The data:
········

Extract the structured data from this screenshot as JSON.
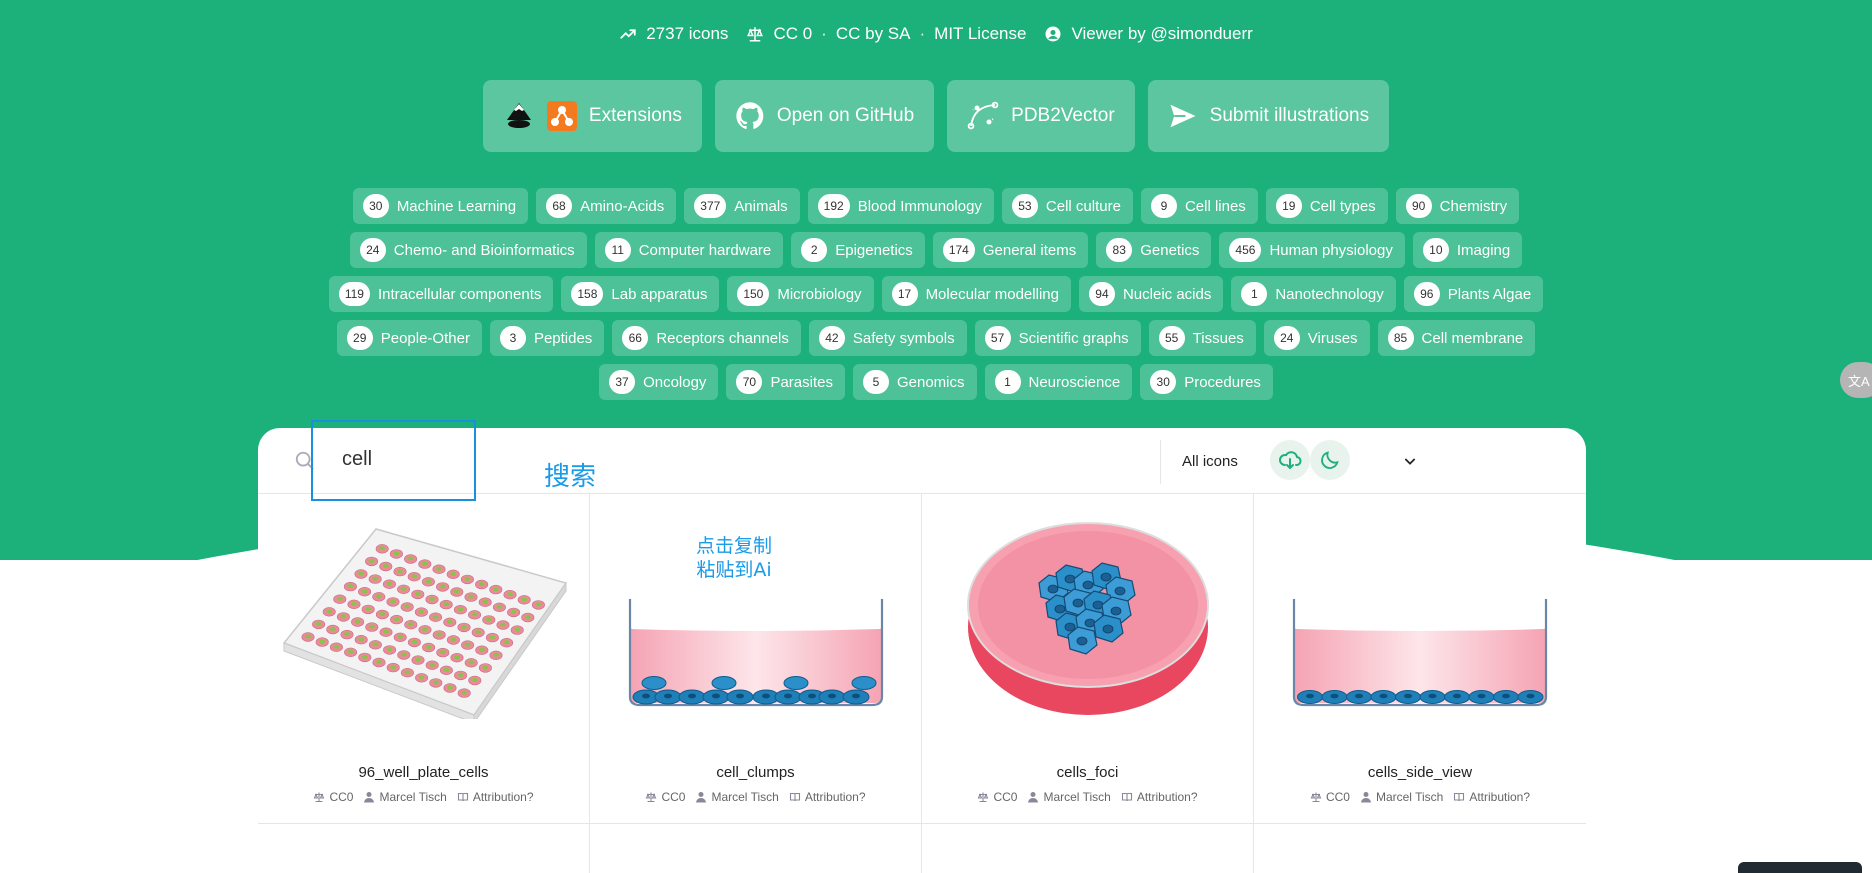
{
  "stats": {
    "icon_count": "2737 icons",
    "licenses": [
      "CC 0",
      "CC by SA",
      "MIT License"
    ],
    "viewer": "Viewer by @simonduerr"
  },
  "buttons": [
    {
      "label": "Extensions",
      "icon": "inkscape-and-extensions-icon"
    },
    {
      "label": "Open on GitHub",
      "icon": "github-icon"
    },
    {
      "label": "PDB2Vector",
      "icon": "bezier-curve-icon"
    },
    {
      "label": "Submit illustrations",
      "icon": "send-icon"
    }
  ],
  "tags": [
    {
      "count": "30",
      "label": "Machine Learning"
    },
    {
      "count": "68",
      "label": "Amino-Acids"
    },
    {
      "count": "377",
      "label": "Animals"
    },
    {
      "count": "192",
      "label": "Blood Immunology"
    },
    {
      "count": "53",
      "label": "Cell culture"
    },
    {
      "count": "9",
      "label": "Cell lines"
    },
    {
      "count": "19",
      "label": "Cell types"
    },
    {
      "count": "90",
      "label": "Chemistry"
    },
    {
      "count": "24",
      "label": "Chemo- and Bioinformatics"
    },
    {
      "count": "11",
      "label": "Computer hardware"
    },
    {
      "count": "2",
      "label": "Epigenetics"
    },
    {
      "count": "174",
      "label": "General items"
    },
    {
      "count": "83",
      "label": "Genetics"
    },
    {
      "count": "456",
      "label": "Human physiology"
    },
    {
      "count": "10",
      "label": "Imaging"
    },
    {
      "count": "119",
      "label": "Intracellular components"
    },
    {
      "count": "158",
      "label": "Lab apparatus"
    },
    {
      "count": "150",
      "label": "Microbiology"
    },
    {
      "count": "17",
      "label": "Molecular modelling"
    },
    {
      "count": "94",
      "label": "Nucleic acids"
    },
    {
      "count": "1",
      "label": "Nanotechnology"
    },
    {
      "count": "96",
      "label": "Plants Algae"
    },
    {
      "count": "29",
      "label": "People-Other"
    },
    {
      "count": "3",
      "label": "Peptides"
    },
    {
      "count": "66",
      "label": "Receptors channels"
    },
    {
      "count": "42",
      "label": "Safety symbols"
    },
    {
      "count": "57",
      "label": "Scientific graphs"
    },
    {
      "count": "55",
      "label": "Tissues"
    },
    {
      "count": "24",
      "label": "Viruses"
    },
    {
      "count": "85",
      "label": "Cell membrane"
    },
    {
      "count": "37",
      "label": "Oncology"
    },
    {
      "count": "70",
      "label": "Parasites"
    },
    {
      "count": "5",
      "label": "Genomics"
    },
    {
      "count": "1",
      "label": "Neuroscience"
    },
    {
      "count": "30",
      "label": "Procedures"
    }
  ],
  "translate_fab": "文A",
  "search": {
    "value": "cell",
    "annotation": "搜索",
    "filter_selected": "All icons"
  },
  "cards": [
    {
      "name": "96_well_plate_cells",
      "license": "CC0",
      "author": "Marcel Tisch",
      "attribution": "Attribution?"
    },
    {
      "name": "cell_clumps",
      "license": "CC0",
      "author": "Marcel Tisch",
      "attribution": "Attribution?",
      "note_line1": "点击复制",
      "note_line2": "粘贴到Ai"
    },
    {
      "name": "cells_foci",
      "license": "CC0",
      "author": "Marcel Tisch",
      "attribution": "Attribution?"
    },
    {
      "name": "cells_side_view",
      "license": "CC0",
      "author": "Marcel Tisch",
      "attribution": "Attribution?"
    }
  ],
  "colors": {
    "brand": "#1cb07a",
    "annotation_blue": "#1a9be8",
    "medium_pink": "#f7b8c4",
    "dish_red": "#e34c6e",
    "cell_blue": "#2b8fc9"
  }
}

········

What you will do: Give back the data exactly, with no images.

Answer for the task:
Extract the structured data from this screenshot as JSON.
{
  "stats": {
    "icon_count": "2737 icons",
    "licenses": [
      "CC 0",
      "CC by SA",
      "MIT License"
    ],
    "viewer": "Viewer by @simonduerr"
  },
  "buttons": [
    {
      "label": "Extensions",
      "icon": "inkscape-and-extensions-icon"
    },
    {
      "label": "Open on GitHub",
      "icon": "github-icon"
    },
    {
      "label": "PDB2Vector",
      "icon": "bezier-curve-icon"
    },
    {
      "label": "Submit illustrations",
      "icon": "send-icon"
    }
  ],
  "tags": [
    {
      "count": "30",
      "label": "Machine Learning"
    },
    {
      "count": "68",
      "label": "Amino-Acids"
    },
    {
      "count": "377",
      "label": "Animals"
    },
    {
      "count": "192",
      "label": "Blood Immunology"
    },
    {
      "count": "53",
      "label": "Cell culture"
    },
    {
      "count": "9",
      "label": "Cell lines"
    },
    {
      "count": "19",
      "label": "Cell types"
    },
    {
      "count": "90",
      "label": "Chemistry"
    },
    {
      "count": "24",
      "label": "Chemo- and Bioinformatics"
    },
    {
      "count": "11",
      "label": "Computer hardware"
    },
    {
      "count": "2",
      "label": "Epigenetics"
    },
    {
      "count": "174",
      "label": "General items"
    },
    {
      "count": "83",
      "label": "Genetics"
    },
    {
      "count": "456",
      "label": "Human physiology"
    },
    {
      "count": "10",
      "label": "Imaging"
    },
    {
      "count": "119",
      "label": "Intracellular components"
    },
    {
      "count": "158",
      "label": "Lab apparatus"
    },
    {
      "count": "150",
      "label": "Microbiology"
    },
    {
      "count": "17",
      "label": "Molecular modelling"
    },
    {
      "count": "94",
      "label": "Nucleic acids"
    },
    {
      "count": "1",
      "label": "Nanotechnology"
    },
    {
      "count": "96",
      "label": "Plants Algae"
    },
    {
      "count": "29",
      "label": "People-Other"
    },
    {
      "count": "3",
      "label": "Peptides"
    },
    {
      "count": "66",
      "label": "Receptors channels"
    },
    {
      "count": "42",
      "label": "Safety symbols"
    },
    {
      "count": "57",
      "label": "Scientific graphs"
    },
    {
      "count": "55",
      "label": "Tissues"
    },
    {
      "count": "24",
      "label": "Viruses"
    },
    {
      "count": "85",
      "label": "Cell membrane"
    },
    {
      "count": "37",
      "label": "Oncology"
    },
    {
      "count": "70",
      "label": "Parasites"
    },
    {
      "count": "5",
      "label": "Genomics"
    },
    {
      "count": "1",
      "label": "Neuroscience"
    },
    {
      "count": "30",
      "label": "Procedures"
    }
  ],
  "translate_fab": "文A",
  "search": {
    "value": "cell",
    "annotation": "搜索",
    "filter_selected": "All icons"
  },
  "cards": [
    {
      "name": "96_well_plate_cells",
      "license": "CC0",
      "author": "Marcel Tisch",
      "attribution": "Attribution?"
    },
    {
      "name": "cell_clumps",
      "license": "CC0",
      "author": "Marcel Tisch",
      "attribution": "Attribution?",
      "note_line1": "点击复制",
      "note_line2": "粘贴到Ai"
    },
    {
      "name": "cells_foci",
      "license": "CC0",
      "author": "Marcel Tisch",
      "attribution": "Attribution?"
    },
    {
      "name": "cells_side_view",
      "license": "CC0",
      "author": "Marcel Tisch",
      "attribution": "Attribution?"
    }
  ],
  "colors": {
    "brand": "#1cb07a",
    "annotation_blue": "#1a9be8",
    "medium_pink": "#f7b8c4",
    "dish_red": "#e34c6e",
    "cell_blue": "#2b8fc9"
  }
}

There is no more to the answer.